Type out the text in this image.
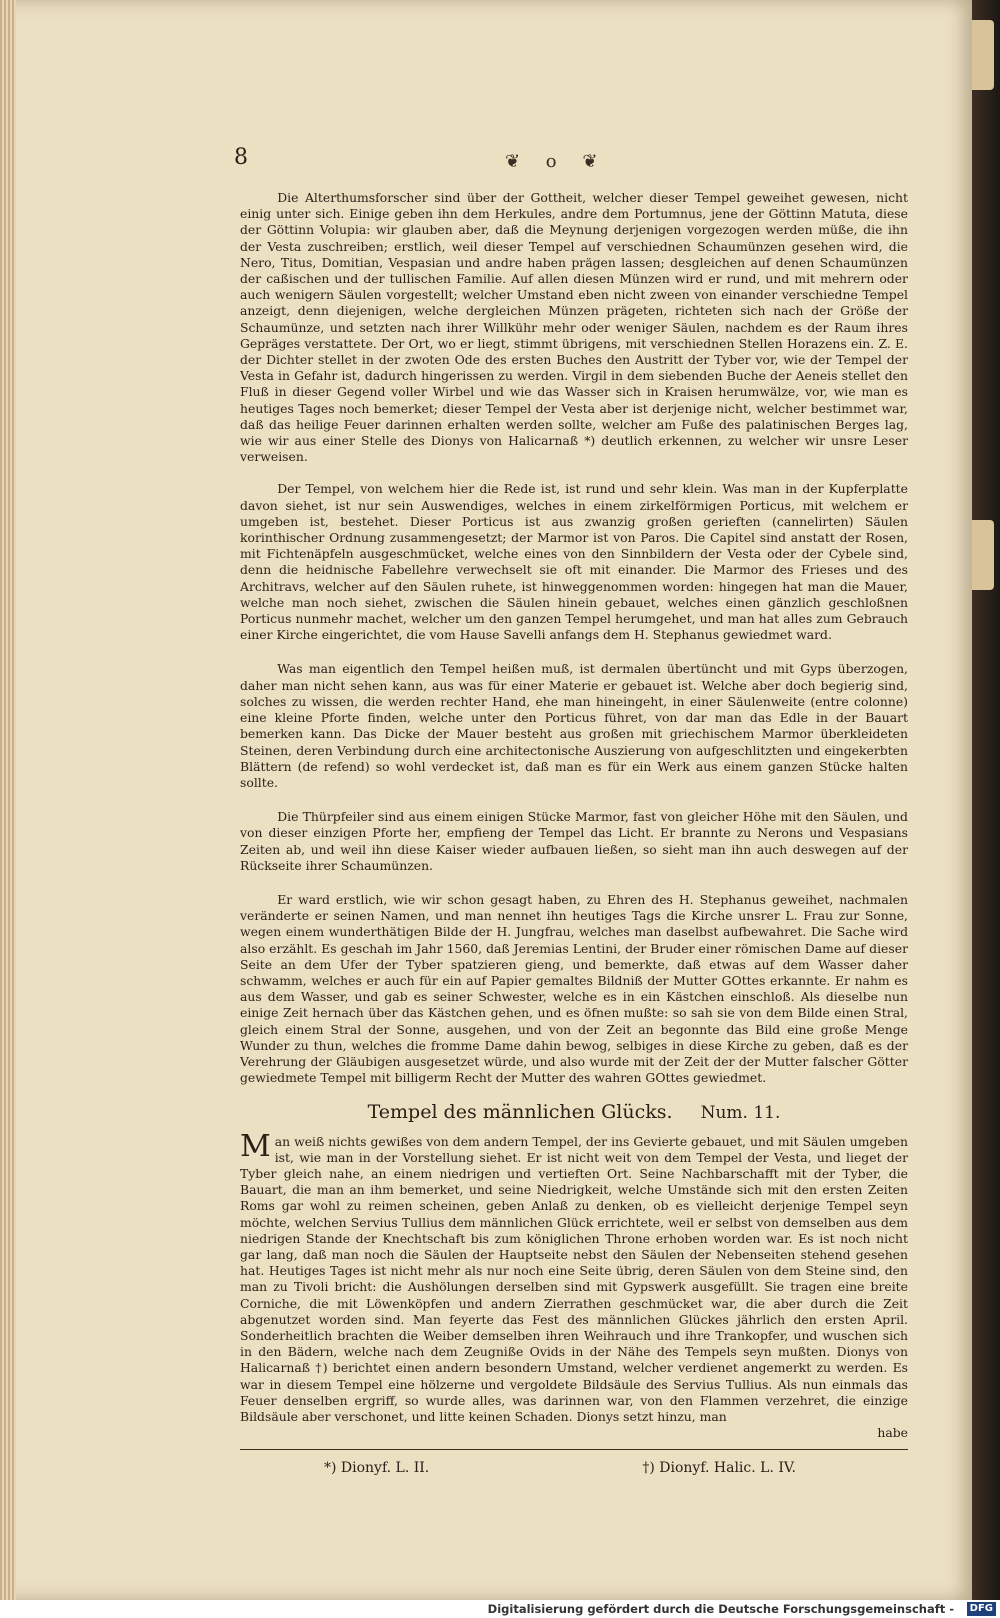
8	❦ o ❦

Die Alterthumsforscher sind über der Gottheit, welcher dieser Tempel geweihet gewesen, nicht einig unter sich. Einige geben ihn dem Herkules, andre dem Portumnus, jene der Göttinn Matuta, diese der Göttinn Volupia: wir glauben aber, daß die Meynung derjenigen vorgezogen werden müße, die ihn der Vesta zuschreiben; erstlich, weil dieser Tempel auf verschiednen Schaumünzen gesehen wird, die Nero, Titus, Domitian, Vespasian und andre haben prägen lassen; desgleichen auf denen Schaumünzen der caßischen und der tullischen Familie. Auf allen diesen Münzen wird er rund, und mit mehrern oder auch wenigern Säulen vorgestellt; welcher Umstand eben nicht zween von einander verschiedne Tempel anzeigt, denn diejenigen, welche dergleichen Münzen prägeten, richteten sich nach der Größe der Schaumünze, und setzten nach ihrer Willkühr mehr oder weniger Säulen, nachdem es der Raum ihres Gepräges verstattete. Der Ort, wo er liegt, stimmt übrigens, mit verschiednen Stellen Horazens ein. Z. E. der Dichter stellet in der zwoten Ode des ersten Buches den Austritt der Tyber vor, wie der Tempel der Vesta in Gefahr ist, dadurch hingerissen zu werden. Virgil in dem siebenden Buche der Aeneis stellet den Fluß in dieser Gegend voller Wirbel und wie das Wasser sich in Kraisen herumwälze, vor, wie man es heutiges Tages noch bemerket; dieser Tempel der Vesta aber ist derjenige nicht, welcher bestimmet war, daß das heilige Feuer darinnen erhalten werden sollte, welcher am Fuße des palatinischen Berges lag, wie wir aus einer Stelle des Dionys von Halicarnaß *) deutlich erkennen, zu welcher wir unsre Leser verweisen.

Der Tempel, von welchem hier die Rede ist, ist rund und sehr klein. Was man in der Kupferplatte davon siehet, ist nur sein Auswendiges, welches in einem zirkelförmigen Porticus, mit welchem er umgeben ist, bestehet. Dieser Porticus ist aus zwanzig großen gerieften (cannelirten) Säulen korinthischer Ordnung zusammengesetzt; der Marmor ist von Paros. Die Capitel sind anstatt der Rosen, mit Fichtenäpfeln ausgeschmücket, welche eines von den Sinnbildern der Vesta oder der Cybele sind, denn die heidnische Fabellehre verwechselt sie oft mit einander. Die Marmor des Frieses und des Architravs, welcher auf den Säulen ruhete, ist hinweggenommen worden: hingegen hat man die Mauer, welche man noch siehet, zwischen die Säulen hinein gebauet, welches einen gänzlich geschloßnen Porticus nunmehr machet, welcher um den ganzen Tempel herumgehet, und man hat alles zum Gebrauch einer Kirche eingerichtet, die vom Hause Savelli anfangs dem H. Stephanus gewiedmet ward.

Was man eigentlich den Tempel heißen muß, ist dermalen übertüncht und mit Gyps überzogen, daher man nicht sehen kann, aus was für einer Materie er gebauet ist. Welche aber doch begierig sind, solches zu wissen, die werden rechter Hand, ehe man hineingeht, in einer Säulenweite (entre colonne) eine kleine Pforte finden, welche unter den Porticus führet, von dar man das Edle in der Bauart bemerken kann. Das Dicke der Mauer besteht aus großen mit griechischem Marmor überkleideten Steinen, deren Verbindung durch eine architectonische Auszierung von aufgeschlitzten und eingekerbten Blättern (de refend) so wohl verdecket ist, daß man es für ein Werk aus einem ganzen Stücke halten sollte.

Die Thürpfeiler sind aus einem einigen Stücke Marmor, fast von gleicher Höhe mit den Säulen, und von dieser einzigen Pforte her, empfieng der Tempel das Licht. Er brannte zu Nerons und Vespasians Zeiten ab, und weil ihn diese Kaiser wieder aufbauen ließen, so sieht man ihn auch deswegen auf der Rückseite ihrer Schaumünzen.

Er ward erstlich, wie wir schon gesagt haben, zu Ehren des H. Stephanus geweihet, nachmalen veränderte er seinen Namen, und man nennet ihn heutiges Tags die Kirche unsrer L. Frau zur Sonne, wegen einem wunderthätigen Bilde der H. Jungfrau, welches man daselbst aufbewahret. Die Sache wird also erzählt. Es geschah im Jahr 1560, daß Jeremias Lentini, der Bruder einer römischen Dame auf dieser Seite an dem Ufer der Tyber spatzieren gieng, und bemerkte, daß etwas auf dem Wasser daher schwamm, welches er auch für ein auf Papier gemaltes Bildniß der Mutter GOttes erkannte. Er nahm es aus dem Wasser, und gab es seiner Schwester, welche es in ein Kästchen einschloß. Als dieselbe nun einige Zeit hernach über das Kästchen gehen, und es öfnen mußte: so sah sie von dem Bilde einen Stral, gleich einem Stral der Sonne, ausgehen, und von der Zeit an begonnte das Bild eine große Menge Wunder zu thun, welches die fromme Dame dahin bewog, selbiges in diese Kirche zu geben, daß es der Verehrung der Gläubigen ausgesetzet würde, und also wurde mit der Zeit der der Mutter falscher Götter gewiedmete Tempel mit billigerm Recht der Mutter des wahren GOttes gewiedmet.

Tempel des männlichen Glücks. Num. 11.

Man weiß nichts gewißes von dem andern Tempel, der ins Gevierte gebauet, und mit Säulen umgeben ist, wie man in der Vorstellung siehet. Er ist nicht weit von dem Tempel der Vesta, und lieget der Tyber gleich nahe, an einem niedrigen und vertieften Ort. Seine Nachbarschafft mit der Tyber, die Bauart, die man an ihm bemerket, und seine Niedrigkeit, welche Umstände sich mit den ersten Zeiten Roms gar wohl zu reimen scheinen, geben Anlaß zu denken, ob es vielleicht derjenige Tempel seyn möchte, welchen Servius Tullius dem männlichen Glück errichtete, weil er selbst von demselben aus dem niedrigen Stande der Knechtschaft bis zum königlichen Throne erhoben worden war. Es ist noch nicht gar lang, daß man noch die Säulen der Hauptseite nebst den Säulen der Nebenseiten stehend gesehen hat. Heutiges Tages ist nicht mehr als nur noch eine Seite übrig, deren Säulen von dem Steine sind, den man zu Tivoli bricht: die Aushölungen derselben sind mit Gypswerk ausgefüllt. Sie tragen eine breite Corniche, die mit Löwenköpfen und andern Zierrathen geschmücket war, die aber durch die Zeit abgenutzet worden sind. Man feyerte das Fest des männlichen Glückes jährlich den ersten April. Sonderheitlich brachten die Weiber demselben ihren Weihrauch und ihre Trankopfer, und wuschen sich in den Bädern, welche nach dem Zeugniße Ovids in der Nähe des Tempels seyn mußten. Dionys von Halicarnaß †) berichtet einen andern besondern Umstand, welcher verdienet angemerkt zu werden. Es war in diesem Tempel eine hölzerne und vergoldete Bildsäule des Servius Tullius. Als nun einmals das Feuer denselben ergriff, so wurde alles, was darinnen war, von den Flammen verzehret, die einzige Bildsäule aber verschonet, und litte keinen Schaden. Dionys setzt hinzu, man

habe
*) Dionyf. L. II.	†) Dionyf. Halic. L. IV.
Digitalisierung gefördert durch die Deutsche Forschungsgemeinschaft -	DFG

---

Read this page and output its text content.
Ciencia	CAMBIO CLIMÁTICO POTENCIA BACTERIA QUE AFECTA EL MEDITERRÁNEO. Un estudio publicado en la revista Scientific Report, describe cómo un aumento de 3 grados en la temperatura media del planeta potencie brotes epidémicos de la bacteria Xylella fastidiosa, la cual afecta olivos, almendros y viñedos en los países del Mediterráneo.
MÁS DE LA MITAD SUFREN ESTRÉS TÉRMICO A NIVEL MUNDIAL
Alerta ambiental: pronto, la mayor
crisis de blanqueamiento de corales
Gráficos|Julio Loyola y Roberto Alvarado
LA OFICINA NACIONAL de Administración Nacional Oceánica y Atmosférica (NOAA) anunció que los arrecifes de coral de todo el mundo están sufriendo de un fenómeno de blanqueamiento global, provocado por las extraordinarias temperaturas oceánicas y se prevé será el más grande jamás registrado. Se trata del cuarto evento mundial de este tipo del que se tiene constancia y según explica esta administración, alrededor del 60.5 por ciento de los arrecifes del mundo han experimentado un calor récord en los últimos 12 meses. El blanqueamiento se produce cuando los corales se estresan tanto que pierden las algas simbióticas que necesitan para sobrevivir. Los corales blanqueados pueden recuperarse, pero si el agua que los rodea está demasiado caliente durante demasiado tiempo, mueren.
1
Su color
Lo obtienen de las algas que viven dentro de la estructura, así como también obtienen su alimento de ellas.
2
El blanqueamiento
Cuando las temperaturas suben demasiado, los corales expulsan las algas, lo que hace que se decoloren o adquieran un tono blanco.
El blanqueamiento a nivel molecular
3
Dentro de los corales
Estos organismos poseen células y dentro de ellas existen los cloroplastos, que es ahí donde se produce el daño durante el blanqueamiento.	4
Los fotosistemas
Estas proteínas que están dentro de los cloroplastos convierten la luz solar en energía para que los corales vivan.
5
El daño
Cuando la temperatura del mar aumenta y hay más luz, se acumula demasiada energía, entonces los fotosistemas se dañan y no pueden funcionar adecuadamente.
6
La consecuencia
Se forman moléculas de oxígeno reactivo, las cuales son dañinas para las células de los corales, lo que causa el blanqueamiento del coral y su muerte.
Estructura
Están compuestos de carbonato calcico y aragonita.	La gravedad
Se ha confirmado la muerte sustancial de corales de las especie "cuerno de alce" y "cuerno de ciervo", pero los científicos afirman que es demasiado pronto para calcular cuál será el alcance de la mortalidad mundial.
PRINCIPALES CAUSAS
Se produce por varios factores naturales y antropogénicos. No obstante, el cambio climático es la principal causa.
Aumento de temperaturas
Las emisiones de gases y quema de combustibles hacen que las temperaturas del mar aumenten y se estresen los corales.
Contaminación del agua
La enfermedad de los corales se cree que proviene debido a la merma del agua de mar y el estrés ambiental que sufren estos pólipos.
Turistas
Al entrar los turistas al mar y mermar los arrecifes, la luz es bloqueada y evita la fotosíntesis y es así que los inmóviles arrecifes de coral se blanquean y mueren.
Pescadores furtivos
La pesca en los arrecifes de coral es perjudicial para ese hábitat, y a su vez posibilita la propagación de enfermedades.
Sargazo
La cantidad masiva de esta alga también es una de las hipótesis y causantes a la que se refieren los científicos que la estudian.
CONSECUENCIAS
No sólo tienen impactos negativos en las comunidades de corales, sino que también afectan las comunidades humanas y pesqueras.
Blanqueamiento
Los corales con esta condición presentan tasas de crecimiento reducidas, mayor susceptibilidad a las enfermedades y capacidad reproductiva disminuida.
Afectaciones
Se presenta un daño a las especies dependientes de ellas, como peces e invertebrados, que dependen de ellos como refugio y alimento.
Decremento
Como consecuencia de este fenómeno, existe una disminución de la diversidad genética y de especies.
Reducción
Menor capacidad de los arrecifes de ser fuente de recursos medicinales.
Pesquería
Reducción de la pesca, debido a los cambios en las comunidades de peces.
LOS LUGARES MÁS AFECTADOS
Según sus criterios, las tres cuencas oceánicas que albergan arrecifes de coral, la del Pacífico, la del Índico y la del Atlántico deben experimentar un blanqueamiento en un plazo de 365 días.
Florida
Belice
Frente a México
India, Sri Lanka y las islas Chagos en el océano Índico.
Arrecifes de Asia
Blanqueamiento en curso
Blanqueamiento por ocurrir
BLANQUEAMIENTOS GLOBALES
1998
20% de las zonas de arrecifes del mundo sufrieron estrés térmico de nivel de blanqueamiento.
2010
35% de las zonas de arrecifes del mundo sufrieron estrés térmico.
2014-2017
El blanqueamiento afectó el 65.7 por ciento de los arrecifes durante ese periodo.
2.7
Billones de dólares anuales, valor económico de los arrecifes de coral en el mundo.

==

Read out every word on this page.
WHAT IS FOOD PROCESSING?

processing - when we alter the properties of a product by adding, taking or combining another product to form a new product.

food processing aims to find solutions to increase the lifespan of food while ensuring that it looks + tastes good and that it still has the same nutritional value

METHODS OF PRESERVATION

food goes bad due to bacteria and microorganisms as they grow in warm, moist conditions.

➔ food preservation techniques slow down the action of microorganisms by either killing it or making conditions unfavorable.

| ACTION ITEM |
From the records above, copy every line that includes the word "mundo".

| ANSWER SPACE |
LA OFICINA NACIONAL de Administración Nacional Oceánica y Atmosférica (NOAA) anunció que los arrecifes de coral de todo el mundo están sufriendo de un fenómeno de blanqueamiento global, provocado por las extraordinarias temperaturas oceánicas y se prevé será el más grande jamás registrado. Se trata del cuarto evento mundial de este tipo del que se tiene constancia y según explica esta administración, alrededor del 60.5 por ciento de los arrecifes del mundo han experimentado un calor récord en los últimos 12 meses. El blanqueamiento se produce cuando los corales se estresan tanto que pierden las algas simbióticas que necesitan para sobrevivir. Los corales blanqueados pueden recuperarse, pero si el agua que los rodea está demasiado caliente durante demasiado tiempo, mueren.
20% de las zonas de arrecifes del mundo sufrieron estrés térmico de nivel de blanqueamiento.
35% de las zonas de arrecifes del mundo sufrieron estrés térmico.
Billones de dólares anuales, valor económico de los arrecifes de coral en el mundo.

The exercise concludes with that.